Start
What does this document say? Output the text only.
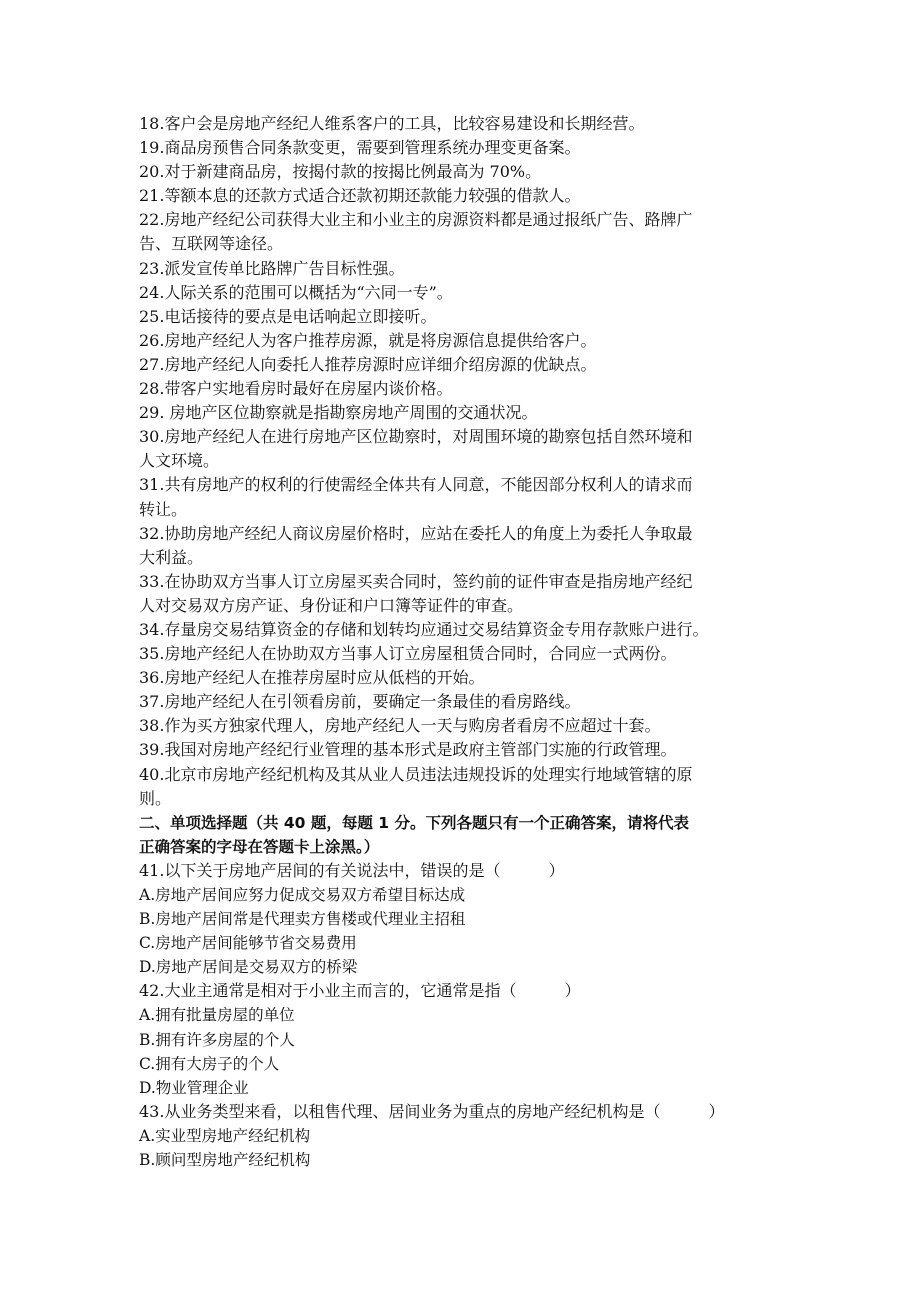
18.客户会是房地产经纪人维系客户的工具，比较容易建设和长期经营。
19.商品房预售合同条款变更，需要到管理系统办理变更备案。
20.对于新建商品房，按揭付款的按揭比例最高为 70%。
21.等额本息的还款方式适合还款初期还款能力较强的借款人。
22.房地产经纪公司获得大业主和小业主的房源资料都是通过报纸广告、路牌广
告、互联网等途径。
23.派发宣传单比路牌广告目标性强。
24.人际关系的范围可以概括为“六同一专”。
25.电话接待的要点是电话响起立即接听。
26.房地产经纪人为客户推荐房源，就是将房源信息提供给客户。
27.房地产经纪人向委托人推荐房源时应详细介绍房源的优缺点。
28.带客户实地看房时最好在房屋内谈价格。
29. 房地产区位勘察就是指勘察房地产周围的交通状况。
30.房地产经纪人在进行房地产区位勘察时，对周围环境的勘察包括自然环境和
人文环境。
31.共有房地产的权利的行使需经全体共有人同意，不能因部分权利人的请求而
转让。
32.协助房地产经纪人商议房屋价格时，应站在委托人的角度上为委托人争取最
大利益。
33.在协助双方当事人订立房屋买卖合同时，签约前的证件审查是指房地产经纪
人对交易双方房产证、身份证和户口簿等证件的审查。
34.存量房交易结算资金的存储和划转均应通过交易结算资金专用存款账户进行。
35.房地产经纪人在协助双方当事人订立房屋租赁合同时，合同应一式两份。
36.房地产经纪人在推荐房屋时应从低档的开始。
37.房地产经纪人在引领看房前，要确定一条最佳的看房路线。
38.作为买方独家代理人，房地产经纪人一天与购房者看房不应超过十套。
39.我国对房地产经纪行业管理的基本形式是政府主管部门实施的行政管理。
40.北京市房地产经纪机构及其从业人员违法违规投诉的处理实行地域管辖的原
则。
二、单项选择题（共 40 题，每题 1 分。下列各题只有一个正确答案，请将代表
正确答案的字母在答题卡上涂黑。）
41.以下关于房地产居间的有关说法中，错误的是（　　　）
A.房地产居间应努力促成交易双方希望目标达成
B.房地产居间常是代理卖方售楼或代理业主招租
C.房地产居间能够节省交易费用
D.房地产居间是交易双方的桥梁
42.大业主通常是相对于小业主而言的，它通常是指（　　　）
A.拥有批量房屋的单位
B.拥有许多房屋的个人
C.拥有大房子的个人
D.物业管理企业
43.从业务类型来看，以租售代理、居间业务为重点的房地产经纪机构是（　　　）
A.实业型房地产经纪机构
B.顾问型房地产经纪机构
End
Start
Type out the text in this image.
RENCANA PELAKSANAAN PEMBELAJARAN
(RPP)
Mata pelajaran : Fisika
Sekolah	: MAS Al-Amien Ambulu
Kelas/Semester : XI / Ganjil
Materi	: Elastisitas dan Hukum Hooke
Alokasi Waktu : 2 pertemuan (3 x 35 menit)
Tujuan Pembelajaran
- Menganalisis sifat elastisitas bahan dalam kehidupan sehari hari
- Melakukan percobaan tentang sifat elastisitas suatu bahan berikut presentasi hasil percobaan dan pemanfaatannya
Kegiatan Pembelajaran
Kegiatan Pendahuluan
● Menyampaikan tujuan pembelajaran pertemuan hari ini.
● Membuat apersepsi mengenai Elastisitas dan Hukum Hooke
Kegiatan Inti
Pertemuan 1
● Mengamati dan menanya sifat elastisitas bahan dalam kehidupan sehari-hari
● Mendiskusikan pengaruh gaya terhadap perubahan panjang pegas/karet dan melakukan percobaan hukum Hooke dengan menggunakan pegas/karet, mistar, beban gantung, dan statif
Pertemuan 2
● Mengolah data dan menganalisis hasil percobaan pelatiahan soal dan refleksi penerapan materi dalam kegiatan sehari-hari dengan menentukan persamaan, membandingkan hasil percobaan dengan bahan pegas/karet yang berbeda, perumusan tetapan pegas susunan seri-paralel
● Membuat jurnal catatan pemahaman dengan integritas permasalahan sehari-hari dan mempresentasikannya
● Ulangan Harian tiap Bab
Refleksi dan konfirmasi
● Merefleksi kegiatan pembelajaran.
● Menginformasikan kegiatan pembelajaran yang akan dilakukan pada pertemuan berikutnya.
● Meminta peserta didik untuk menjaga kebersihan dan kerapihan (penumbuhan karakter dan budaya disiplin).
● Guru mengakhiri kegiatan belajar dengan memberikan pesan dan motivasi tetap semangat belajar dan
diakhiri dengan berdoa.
End
Start
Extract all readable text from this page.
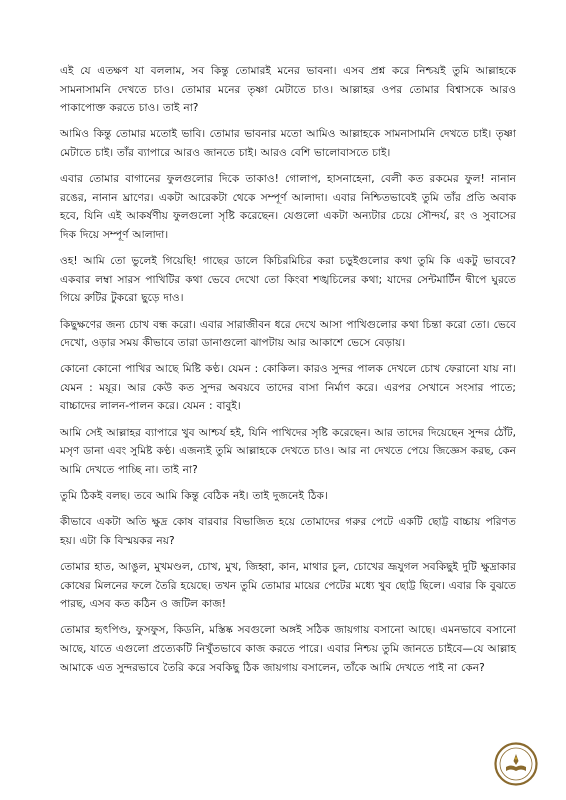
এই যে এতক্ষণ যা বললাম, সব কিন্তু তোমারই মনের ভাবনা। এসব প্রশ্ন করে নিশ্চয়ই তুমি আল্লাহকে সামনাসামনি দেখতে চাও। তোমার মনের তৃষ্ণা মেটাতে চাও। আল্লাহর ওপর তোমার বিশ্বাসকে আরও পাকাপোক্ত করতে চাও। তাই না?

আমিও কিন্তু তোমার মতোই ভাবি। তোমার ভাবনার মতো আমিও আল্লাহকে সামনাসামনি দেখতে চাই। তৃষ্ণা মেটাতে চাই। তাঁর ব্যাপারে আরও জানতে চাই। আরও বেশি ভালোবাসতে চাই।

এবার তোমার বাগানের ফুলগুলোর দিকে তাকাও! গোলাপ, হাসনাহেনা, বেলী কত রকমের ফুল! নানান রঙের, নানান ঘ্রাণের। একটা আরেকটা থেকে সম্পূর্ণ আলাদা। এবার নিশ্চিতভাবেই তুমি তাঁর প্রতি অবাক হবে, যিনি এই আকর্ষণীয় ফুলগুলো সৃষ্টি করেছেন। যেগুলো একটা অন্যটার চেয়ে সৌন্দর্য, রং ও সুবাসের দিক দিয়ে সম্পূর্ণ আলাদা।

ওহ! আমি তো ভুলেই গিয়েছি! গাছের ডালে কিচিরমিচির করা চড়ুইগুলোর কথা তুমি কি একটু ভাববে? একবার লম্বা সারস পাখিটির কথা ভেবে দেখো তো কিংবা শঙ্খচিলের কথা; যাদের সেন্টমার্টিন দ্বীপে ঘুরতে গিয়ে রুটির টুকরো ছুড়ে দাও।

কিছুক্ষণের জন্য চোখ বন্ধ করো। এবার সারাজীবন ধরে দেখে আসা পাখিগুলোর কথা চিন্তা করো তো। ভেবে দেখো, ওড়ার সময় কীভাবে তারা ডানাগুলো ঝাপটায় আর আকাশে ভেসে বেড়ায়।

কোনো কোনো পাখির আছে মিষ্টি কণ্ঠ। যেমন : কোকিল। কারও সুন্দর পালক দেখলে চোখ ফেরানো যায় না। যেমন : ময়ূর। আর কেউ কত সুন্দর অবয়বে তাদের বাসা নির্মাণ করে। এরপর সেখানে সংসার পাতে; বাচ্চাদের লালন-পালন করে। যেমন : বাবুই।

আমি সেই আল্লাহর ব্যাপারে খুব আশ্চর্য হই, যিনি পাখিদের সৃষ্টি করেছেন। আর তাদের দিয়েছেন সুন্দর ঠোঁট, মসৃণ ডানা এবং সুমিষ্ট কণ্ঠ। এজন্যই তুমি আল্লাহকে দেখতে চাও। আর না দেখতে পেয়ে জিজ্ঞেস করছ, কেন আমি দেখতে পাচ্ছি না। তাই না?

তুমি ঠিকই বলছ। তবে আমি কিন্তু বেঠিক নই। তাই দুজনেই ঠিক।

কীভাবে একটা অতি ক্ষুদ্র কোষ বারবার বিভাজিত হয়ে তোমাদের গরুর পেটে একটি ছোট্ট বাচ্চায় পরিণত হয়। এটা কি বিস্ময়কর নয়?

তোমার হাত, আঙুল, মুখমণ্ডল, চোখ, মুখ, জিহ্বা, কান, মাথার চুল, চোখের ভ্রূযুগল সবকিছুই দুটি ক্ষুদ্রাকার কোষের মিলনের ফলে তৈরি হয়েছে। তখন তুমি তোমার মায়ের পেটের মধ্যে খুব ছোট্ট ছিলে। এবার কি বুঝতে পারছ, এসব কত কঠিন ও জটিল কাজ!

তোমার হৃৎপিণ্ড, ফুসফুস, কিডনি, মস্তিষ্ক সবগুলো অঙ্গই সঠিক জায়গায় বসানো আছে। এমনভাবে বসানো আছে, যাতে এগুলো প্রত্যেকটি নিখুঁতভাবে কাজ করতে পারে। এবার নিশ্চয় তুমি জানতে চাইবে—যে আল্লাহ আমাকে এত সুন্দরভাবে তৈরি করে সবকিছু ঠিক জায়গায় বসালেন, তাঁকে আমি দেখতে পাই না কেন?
End
Exercise requirements: Check each line of the listing above for the string "kehidupan", then report only how many lines have it.

Written response: 2